→ **INSTRUCTIONS FOR THE TASK**
Copy out every line in which the string "деятельности" occurs.

Saved entries:
..........

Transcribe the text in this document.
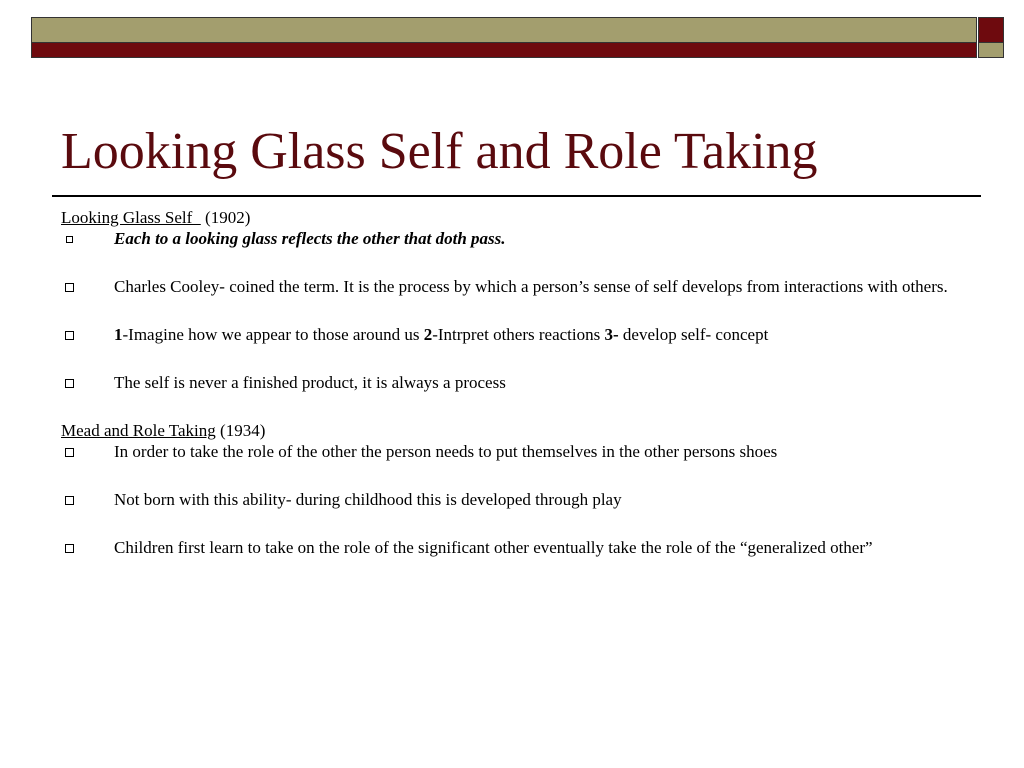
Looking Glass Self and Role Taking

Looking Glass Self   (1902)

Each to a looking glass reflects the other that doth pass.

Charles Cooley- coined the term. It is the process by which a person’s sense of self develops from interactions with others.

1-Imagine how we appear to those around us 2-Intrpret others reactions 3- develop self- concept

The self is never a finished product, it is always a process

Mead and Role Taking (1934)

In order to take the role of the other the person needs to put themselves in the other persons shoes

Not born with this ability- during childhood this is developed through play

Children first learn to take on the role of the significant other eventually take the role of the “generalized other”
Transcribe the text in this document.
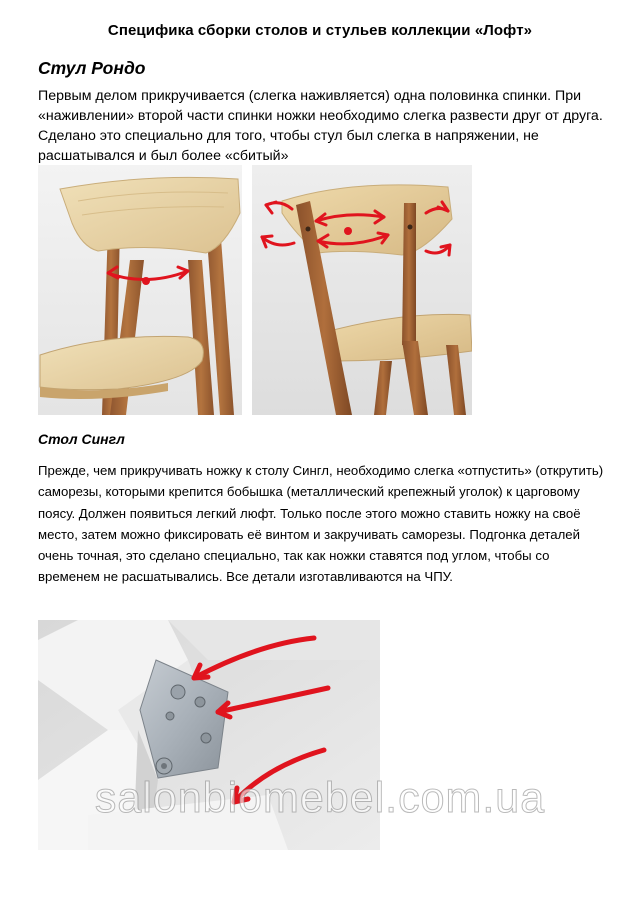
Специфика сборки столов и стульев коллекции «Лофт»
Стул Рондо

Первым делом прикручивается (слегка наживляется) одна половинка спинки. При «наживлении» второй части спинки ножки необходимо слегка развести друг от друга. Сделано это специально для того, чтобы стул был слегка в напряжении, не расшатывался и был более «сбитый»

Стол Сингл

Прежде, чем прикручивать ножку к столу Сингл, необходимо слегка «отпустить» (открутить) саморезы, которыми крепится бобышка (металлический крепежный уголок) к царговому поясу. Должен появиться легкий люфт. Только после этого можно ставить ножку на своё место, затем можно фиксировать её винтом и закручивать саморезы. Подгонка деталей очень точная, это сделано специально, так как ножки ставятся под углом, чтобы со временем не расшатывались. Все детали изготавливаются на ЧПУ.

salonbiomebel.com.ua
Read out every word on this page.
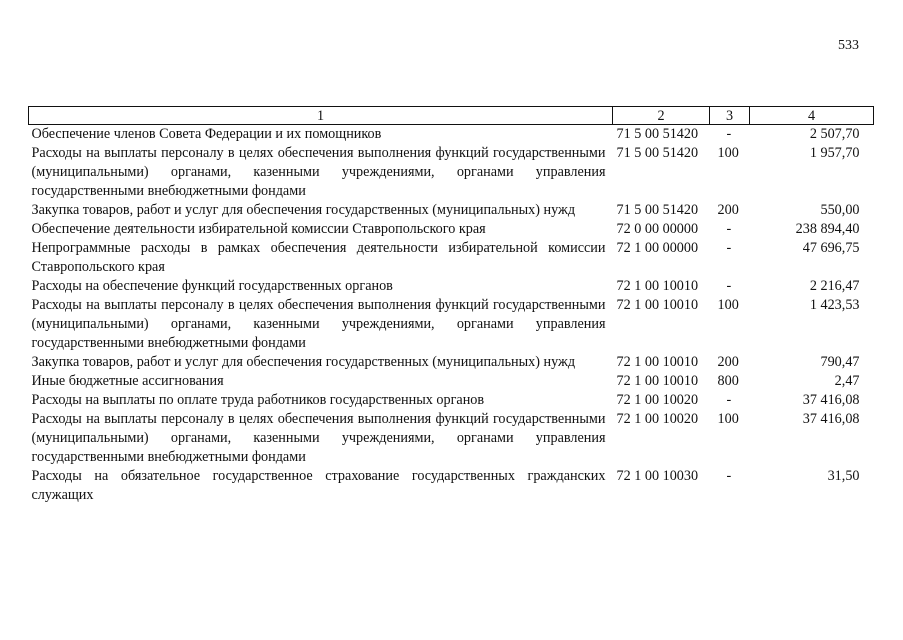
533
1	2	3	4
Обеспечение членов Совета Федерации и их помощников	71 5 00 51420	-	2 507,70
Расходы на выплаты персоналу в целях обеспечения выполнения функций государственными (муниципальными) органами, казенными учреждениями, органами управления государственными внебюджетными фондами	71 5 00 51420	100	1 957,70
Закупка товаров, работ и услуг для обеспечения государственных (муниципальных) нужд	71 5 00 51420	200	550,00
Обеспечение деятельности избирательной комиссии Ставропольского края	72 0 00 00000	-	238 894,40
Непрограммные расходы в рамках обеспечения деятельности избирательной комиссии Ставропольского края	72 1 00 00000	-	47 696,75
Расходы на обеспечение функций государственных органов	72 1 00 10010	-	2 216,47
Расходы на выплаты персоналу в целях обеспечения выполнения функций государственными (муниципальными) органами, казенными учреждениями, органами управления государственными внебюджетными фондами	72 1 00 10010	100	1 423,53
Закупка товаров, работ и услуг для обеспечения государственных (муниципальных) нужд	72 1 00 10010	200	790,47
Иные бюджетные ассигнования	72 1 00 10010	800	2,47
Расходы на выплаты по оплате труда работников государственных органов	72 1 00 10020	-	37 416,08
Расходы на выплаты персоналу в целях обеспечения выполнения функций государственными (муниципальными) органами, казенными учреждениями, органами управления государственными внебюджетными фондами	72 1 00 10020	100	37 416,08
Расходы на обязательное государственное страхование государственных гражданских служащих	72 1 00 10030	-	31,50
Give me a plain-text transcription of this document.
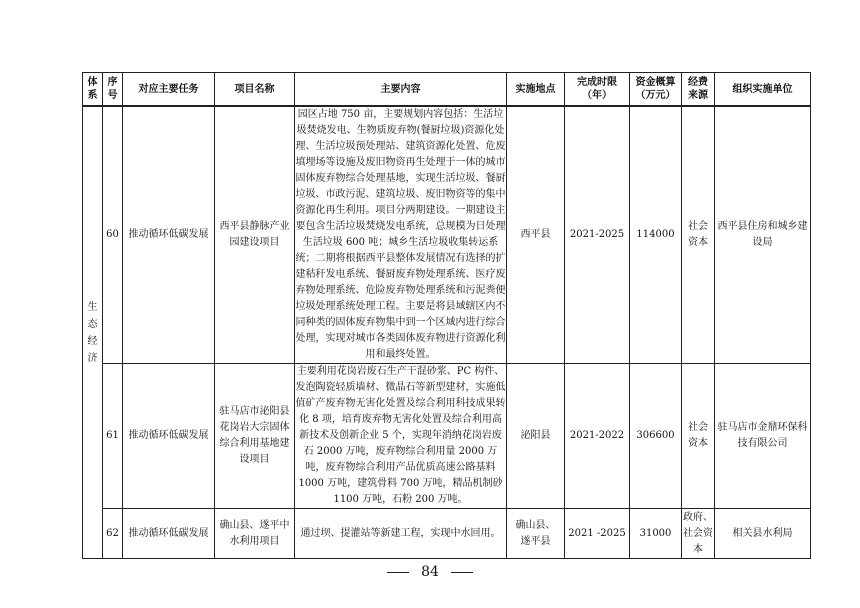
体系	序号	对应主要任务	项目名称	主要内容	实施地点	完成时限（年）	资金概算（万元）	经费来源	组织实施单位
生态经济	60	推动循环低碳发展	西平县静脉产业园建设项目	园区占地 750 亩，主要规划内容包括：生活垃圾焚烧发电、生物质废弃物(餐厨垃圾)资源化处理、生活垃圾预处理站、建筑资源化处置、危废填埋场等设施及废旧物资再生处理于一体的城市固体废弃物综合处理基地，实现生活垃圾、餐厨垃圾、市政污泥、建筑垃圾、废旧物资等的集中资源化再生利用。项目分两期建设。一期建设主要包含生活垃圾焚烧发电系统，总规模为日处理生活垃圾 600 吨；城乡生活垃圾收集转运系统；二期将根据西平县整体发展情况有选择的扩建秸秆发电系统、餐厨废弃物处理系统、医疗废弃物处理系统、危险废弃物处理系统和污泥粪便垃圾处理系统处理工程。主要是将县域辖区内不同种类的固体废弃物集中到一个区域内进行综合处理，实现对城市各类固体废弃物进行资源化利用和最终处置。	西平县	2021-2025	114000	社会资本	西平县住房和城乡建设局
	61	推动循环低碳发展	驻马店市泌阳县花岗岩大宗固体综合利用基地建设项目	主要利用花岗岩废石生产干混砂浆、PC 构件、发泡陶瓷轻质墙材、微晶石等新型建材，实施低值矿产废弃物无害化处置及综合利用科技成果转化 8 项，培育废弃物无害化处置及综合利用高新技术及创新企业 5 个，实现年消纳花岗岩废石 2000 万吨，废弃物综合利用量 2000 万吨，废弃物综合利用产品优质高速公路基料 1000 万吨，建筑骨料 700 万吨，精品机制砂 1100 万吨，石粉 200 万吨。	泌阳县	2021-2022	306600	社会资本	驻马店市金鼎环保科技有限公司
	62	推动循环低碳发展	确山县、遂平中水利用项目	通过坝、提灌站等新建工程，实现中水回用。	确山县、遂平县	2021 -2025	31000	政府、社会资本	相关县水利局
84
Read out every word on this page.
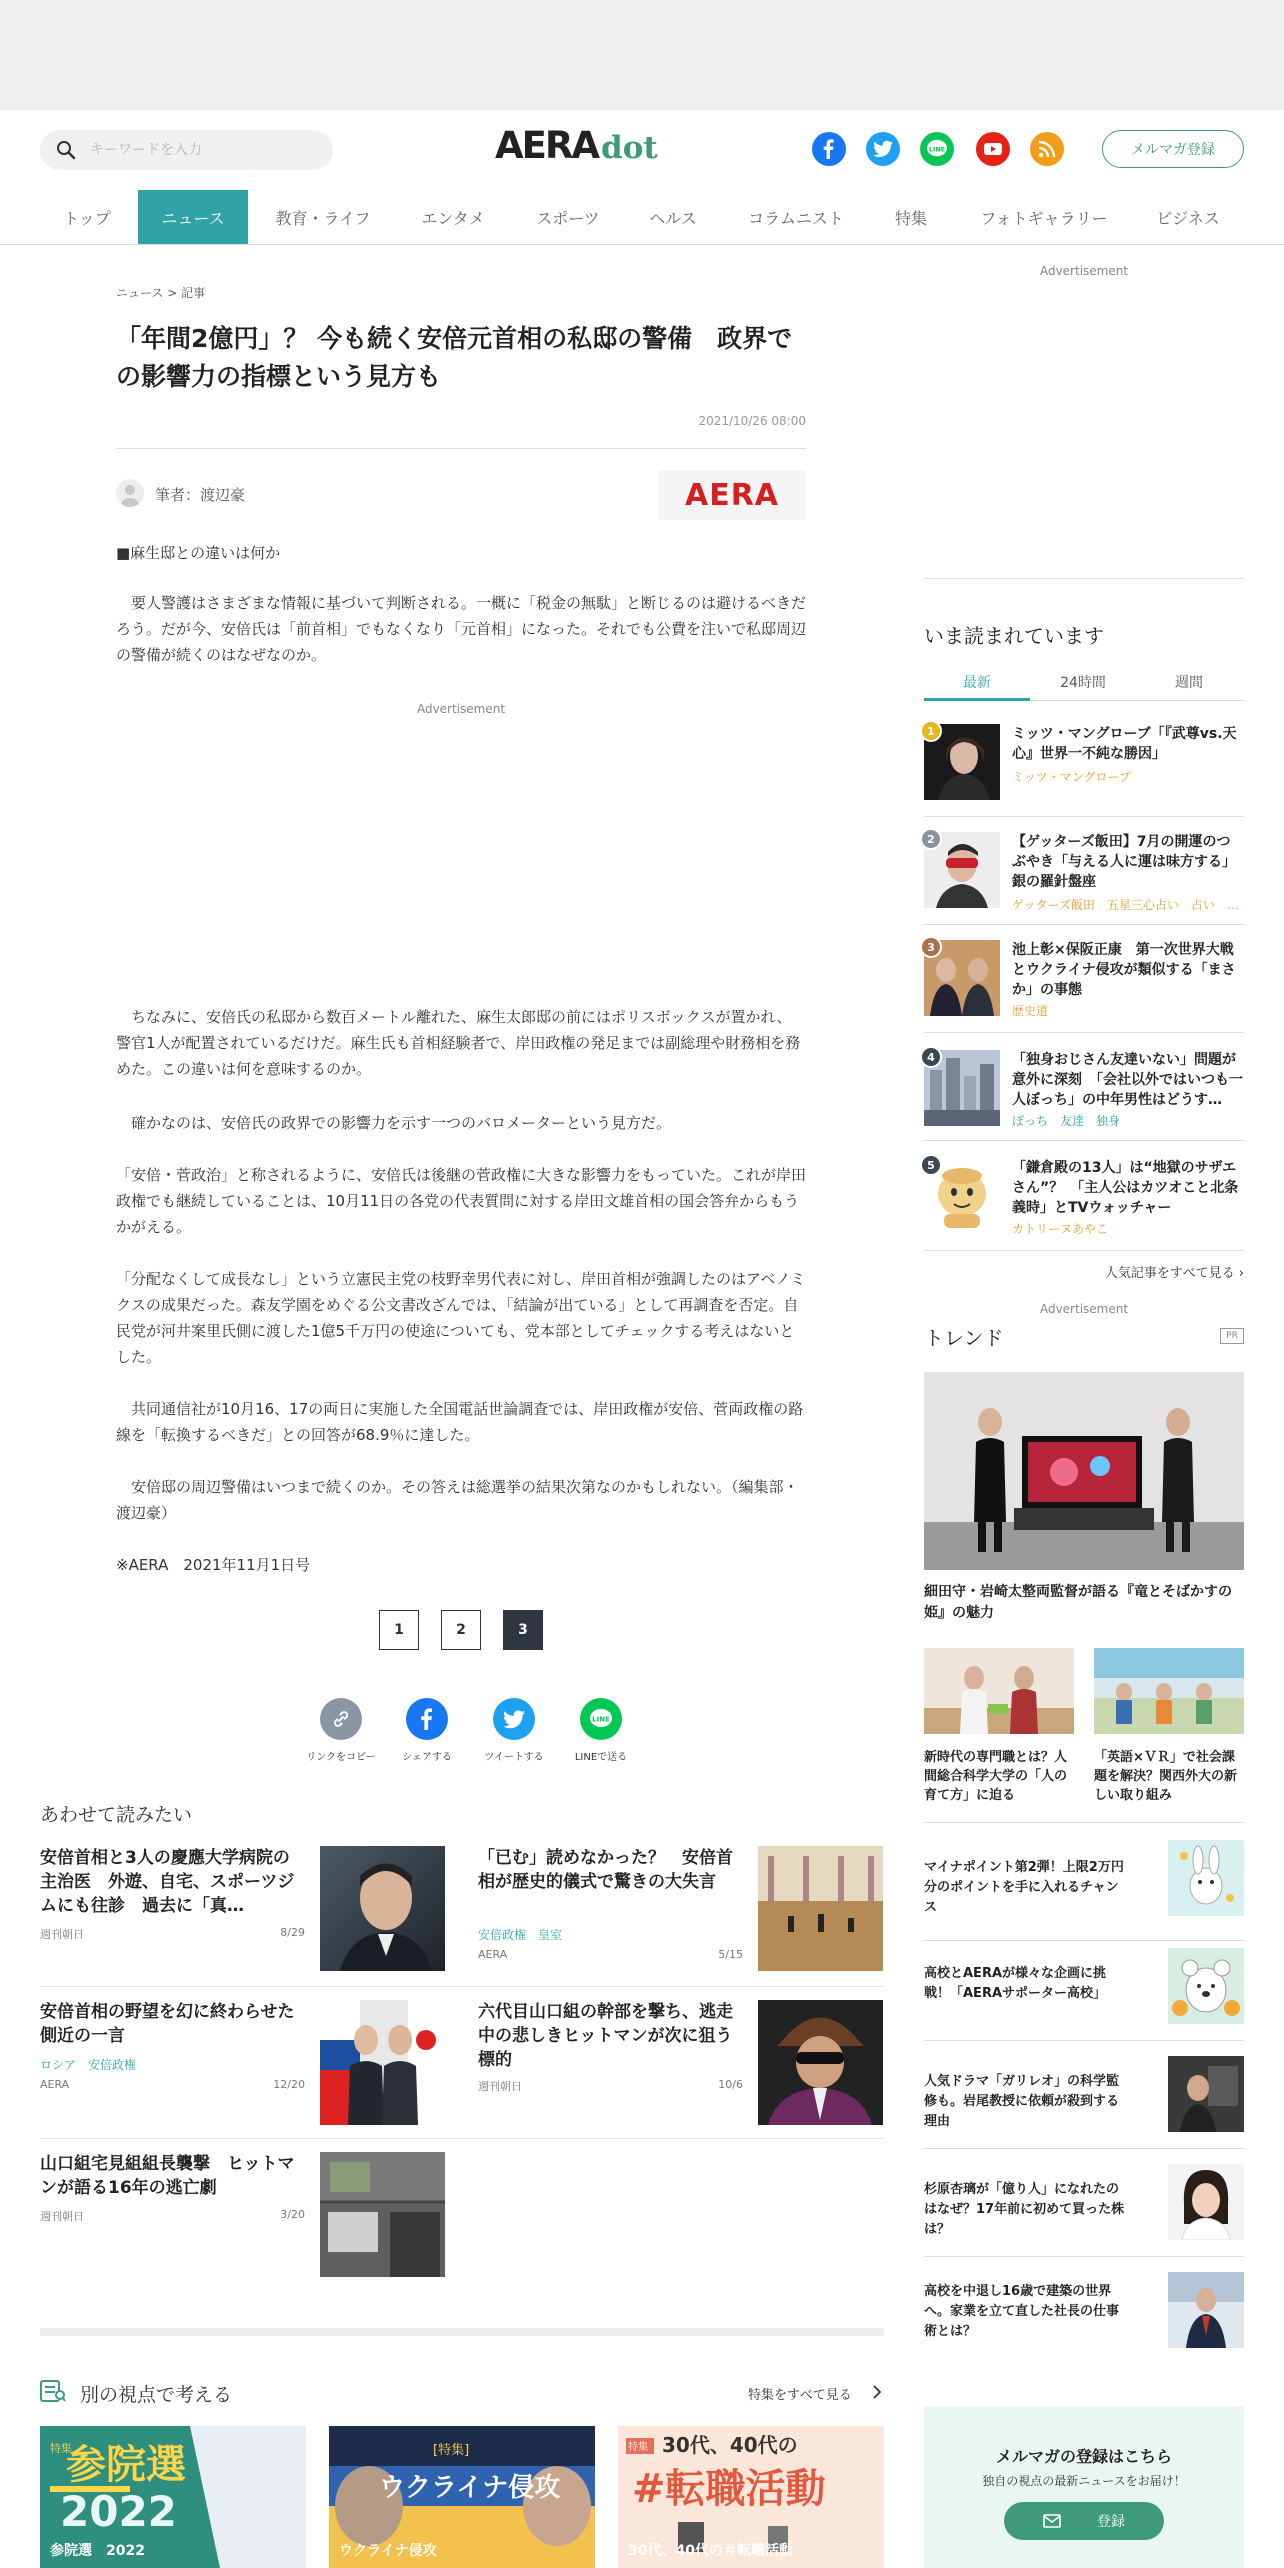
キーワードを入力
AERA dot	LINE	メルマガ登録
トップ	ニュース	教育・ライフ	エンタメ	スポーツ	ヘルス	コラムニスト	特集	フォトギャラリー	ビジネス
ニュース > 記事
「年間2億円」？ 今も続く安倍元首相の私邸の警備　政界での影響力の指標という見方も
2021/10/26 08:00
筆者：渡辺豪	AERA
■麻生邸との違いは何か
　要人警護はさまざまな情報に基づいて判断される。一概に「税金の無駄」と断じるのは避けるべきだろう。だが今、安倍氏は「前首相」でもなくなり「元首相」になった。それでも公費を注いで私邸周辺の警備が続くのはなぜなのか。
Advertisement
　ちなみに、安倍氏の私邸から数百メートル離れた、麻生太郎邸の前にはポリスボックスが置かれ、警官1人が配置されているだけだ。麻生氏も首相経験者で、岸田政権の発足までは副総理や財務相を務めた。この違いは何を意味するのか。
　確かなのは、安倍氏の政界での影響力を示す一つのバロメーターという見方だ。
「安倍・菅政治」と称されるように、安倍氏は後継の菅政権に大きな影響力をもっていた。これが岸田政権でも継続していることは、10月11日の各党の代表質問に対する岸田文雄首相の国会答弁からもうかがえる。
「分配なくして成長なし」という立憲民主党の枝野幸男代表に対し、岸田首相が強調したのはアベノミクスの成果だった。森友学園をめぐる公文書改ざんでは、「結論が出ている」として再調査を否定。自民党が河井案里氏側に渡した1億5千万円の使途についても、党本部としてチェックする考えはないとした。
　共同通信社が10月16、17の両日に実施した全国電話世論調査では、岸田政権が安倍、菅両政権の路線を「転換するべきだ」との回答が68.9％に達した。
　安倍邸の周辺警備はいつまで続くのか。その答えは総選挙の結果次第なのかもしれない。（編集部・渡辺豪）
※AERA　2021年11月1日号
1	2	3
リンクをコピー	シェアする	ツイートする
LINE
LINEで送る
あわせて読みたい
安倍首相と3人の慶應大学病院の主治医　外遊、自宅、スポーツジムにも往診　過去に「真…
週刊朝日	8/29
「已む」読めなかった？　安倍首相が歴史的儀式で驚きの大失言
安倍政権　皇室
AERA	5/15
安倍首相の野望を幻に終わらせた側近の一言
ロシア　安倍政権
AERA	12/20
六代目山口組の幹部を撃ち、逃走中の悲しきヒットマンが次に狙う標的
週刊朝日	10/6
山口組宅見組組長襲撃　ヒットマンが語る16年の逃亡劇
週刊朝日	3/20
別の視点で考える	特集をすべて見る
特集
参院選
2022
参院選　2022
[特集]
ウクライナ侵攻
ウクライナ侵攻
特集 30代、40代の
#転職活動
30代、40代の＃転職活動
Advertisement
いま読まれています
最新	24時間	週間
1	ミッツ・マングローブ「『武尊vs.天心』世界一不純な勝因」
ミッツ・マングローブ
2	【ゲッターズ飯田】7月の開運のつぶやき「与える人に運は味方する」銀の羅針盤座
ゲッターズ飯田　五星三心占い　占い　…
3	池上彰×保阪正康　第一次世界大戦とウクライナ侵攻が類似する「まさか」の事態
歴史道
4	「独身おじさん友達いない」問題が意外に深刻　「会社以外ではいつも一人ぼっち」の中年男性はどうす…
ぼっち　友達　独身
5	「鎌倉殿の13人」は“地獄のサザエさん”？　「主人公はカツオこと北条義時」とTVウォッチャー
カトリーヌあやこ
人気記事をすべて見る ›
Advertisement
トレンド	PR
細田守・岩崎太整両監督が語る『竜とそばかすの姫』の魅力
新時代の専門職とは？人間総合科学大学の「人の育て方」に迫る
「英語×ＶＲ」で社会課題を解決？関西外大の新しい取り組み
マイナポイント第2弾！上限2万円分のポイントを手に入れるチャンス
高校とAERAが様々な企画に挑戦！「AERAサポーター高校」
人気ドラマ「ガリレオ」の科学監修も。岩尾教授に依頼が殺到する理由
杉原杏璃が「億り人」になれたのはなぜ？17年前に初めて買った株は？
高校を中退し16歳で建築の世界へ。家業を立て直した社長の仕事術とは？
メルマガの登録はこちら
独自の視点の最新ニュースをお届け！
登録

..........

→ **THE ANSWER**
Обеспечение деятельности избирательной комиссии Ставропольского края	72 0 00 00000	-	238 894,40
Непрограммные расходы в рамках обеспечения деятельности избирательной комиссии Ставропольского края	72 1 00 00000	-	47 696,75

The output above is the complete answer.